— START Extracted records —
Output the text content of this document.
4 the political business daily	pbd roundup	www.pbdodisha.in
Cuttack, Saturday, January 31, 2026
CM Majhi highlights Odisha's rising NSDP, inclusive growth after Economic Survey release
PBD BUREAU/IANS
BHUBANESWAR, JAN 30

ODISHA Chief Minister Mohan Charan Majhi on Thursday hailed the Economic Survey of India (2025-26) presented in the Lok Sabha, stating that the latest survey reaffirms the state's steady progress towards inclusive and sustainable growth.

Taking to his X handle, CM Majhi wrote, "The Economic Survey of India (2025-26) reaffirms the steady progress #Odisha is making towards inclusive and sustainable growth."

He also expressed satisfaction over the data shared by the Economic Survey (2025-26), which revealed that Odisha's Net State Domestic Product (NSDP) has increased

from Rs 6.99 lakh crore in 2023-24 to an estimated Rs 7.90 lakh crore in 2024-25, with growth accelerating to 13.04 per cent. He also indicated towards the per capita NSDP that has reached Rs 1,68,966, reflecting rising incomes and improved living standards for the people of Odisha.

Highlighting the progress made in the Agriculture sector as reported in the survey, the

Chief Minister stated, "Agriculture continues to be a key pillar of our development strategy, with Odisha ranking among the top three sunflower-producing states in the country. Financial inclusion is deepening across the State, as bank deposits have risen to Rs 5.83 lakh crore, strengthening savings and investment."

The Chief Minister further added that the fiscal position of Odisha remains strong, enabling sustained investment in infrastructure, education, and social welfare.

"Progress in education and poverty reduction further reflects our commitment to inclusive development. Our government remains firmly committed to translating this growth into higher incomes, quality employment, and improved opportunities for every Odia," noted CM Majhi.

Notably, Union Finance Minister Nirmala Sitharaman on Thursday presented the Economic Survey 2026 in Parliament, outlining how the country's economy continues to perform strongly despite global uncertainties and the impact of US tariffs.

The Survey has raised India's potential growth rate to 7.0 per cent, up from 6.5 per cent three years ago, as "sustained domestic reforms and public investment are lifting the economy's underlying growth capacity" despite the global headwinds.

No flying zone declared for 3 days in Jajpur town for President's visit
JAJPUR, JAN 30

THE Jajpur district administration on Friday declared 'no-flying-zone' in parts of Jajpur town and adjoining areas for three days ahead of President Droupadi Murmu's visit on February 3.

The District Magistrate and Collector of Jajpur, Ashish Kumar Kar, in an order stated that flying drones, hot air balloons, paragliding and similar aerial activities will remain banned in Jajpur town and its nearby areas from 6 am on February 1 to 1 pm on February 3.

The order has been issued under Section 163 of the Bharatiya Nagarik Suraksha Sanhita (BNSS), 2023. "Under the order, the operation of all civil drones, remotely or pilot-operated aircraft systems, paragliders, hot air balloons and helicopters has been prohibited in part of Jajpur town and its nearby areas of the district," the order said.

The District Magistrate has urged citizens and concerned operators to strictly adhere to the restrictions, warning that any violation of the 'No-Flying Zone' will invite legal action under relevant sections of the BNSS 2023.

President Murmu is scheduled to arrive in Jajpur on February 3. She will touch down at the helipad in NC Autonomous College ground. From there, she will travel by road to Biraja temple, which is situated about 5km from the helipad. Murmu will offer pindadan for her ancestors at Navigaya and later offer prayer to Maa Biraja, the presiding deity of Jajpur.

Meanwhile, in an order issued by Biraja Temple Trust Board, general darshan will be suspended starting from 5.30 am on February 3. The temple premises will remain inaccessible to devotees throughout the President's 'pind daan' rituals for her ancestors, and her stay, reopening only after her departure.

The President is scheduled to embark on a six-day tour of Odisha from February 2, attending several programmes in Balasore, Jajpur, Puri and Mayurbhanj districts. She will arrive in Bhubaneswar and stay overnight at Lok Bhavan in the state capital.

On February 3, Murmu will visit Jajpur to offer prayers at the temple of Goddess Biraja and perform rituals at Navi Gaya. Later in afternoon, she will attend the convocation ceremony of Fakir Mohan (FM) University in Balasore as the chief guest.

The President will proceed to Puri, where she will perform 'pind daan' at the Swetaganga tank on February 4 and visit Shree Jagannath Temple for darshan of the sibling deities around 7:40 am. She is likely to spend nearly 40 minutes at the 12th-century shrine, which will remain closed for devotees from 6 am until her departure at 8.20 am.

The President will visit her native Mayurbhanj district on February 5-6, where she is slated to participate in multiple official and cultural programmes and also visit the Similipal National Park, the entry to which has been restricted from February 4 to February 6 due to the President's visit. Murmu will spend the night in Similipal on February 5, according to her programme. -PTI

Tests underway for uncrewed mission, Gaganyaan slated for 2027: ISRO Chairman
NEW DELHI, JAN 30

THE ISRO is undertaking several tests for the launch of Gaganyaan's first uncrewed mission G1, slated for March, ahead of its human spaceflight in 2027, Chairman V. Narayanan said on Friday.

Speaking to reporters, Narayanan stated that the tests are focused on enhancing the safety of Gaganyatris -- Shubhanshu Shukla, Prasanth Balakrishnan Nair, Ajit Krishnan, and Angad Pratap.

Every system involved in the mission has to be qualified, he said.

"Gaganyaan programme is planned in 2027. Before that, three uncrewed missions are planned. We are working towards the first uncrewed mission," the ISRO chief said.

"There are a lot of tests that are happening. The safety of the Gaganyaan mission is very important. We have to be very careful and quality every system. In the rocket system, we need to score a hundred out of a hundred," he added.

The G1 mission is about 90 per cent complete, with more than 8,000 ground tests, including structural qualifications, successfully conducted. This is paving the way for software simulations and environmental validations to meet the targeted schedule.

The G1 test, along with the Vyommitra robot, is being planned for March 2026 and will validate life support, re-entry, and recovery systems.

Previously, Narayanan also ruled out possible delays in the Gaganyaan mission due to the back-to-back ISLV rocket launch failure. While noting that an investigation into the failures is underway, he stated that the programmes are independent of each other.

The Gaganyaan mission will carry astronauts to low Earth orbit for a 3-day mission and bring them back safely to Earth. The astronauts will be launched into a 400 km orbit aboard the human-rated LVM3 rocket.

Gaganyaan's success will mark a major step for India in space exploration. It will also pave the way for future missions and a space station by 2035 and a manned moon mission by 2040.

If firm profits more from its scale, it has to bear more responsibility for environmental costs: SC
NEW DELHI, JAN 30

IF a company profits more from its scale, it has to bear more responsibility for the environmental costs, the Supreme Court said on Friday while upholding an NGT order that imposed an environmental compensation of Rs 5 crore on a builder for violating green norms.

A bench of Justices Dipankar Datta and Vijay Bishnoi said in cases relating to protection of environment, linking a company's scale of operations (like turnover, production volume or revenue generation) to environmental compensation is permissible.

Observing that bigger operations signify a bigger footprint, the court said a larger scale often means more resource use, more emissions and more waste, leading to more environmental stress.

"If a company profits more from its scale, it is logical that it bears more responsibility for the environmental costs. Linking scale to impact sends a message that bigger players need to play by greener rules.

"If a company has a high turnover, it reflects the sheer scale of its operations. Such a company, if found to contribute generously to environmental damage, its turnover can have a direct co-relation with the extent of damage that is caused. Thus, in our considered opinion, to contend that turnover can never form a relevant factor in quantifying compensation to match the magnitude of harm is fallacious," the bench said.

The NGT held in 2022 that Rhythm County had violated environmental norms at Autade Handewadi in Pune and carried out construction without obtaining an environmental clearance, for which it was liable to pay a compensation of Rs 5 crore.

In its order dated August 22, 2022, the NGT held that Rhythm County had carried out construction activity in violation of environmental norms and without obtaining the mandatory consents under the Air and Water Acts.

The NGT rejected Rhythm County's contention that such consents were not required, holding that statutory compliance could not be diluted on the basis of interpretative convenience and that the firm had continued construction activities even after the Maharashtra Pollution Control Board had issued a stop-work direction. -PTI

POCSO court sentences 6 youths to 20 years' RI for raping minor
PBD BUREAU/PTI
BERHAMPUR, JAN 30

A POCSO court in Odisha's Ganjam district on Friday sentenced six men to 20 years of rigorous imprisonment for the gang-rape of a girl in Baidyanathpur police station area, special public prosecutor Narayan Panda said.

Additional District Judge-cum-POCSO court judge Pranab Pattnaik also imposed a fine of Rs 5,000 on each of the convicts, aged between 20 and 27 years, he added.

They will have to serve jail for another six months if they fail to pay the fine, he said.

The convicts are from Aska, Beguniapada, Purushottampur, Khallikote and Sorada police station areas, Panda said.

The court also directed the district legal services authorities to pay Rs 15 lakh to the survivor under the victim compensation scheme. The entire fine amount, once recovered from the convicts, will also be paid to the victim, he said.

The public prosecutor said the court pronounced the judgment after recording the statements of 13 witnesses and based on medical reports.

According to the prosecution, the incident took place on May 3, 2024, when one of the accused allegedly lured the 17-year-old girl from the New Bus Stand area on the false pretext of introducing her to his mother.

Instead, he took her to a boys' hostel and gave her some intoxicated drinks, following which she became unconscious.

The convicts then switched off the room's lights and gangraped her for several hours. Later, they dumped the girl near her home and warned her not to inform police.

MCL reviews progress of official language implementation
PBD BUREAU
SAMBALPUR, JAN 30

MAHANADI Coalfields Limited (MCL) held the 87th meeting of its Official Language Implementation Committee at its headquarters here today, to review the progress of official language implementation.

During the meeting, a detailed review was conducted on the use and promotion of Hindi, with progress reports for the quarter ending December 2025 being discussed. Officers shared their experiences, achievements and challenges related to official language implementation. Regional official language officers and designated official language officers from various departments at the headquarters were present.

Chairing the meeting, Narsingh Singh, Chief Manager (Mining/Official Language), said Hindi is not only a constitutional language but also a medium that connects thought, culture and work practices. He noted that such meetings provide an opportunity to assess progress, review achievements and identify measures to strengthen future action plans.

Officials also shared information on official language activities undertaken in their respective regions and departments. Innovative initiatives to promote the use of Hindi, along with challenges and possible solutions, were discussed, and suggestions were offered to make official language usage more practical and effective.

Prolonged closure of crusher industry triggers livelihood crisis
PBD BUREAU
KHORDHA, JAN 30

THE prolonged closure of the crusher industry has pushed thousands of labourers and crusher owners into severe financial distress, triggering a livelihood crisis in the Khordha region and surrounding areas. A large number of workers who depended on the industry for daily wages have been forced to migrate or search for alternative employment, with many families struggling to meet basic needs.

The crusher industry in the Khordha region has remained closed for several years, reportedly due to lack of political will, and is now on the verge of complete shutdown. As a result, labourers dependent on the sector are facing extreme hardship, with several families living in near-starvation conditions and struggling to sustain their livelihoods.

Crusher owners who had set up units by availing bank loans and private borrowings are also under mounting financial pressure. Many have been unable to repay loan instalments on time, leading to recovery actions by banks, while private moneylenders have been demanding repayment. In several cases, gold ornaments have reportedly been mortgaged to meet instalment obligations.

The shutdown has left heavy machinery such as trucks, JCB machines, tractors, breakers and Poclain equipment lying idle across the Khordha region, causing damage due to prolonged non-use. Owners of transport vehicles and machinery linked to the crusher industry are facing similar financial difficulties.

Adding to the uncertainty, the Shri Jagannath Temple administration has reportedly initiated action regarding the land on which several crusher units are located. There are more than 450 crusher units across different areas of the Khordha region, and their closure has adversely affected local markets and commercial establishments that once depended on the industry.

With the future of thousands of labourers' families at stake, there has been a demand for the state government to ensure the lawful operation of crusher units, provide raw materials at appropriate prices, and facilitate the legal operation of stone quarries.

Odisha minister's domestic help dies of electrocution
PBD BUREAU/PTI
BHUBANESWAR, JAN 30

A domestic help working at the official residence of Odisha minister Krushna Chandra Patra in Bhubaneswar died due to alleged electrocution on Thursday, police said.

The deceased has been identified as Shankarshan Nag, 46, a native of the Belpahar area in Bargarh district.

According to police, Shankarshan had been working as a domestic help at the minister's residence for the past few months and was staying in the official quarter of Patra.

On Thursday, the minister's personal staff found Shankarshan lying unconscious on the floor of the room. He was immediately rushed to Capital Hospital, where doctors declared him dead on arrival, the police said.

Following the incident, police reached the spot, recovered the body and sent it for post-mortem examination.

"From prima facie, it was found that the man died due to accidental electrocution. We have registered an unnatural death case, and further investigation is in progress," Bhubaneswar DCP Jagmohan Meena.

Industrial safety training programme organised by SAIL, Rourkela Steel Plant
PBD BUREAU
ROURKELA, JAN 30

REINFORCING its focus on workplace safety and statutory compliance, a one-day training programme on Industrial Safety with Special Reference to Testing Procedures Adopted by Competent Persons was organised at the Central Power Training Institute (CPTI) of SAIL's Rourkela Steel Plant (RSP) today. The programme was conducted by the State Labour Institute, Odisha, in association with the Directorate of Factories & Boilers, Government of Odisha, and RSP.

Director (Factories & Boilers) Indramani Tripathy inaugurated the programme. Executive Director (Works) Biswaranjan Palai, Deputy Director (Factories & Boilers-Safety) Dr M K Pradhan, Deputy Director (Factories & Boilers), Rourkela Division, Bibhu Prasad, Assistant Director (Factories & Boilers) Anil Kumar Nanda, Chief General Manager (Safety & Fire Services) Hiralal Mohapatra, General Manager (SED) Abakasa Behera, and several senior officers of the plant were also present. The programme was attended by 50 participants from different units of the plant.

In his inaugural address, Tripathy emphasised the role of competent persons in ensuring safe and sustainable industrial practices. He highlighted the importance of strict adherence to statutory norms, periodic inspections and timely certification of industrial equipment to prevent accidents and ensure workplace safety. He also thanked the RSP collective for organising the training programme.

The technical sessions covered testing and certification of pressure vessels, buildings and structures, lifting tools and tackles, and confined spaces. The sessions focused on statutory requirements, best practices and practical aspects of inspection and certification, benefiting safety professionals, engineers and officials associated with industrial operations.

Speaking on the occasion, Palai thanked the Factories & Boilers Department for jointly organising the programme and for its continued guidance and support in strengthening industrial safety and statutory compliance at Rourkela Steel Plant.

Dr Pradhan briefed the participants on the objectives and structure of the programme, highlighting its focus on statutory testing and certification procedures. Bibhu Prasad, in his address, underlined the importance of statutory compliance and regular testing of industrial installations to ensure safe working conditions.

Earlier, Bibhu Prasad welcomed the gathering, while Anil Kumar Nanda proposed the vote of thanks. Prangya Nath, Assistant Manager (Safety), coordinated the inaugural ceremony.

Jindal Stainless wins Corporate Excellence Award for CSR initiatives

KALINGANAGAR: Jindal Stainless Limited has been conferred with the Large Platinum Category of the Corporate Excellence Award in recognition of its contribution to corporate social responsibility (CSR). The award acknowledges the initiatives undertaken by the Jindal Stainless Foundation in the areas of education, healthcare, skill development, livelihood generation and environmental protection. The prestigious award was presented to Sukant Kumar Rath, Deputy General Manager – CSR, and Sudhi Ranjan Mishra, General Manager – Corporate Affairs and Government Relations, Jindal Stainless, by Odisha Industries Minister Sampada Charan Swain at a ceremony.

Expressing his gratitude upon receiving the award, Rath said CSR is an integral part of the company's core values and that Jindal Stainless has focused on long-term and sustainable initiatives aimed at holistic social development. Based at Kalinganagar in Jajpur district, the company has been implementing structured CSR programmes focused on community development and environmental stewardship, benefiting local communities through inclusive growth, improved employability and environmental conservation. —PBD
— END Extracted records —
Problem description:
State how many lines of the records above contain "obtaining", with no words besides the number.

Correct answer:
2